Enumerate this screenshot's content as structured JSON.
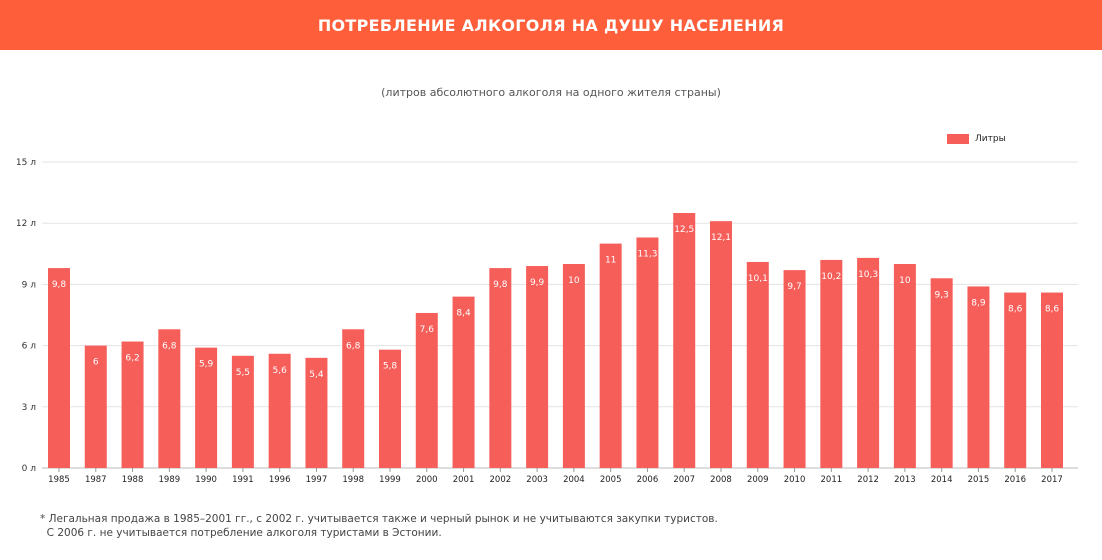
{
  "header": {
    "title": "ПОТРЕБЛЕНИЕ АЛКОГОЛЯ НА ДУШУ НАСЕЛЕНИЯ"
  },
  "subtitle": "(литров абсолютного алкоголя на одного жителя страны)",
  "legend": {
    "label": "Литры",
    "color": "#f65e5a"
  },
  "footnote": {
    "line1": "* Легальная продажа в 1985–2001 гг., с 2002 г. учитывается также и черный рынок и не учитываются закупки туристов.",
    "line2": "  С 2006 г. не учитывается потребление алкоголя туристами в Эстонии."
  },
  "chart_data": {
    "type": "bar",
    "categories": [
      "1985",
      "1987",
      "1988",
      "1989",
      "1990",
      "1991",
      "1996",
      "1997",
      "1998",
      "1999",
      "2000",
      "2001",
      "2002",
      "2003",
      "2004",
      "2005",
      "2006",
      "2007",
      "2008",
      "2009",
      "2010",
      "2011",
      "2012",
      "2013",
      "2014",
      "2015",
      "2016",
      "2017"
    ],
    "series": [
      {
        "name": "Литры",
        "values": [
          9.8,
          6,
          6.2,
          6.8,
          5.9,
          5.5,
          5.6,
          5.4,
          6.8,
          5.8,
          7.6,
          8.4,
          9.8,
          9.9,
          10,
          11,
          11.3,
          12.5,
          12.1,
          10.1,
          9.7,
          10.2,
          10.3,
          10,
          9.3,
          8.9,
          8.6,
          8.6
        ]
      }
    ],
    "value_labels": [
      "9,8",
      "6",
      "6,2",
      "6,8",
      "5,9",
      "5,5",
      "5,6",
      "5,4",
      "6,8",
      "5,8",
      "7,6",
      "8,4",
      "9,8",
      "9,9",
      "10",
      "11",
      "11,3",
      "12,5",
      "12,1",
      "10,1",
      "9,7",
      "10,2",
      "10,3",
      "10",
      "9,3",
      "8,9",
      "8,6",
      "8,6"
    ],
    "yticks": [
      0,
      3,
      6,
      9,
      12,
      15
    ],
    "ytick_labels": [
      "0 л",
      "3 л",
      "6 л",
      "9 л",
      "12 л",
      "15 л"
    ],
    "ylim": [
      0,
      15
    ],
    "grid": true,
    "legend_position": "top-right",
    "bar_color": "#f65e5a"
  }
}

● Work to do:
Scan the material above for the string "учитывается" and report each line where you find it.

● Written solution:
    "line1": "* Легальная продажа в 1985–2001 гг., с 2002 г. учитывается также и черный рынок и не учитываются закупки туристов.",
    "line2": "  С 2006 г. не учитывается потребление алкоголя туристами в Эстонии."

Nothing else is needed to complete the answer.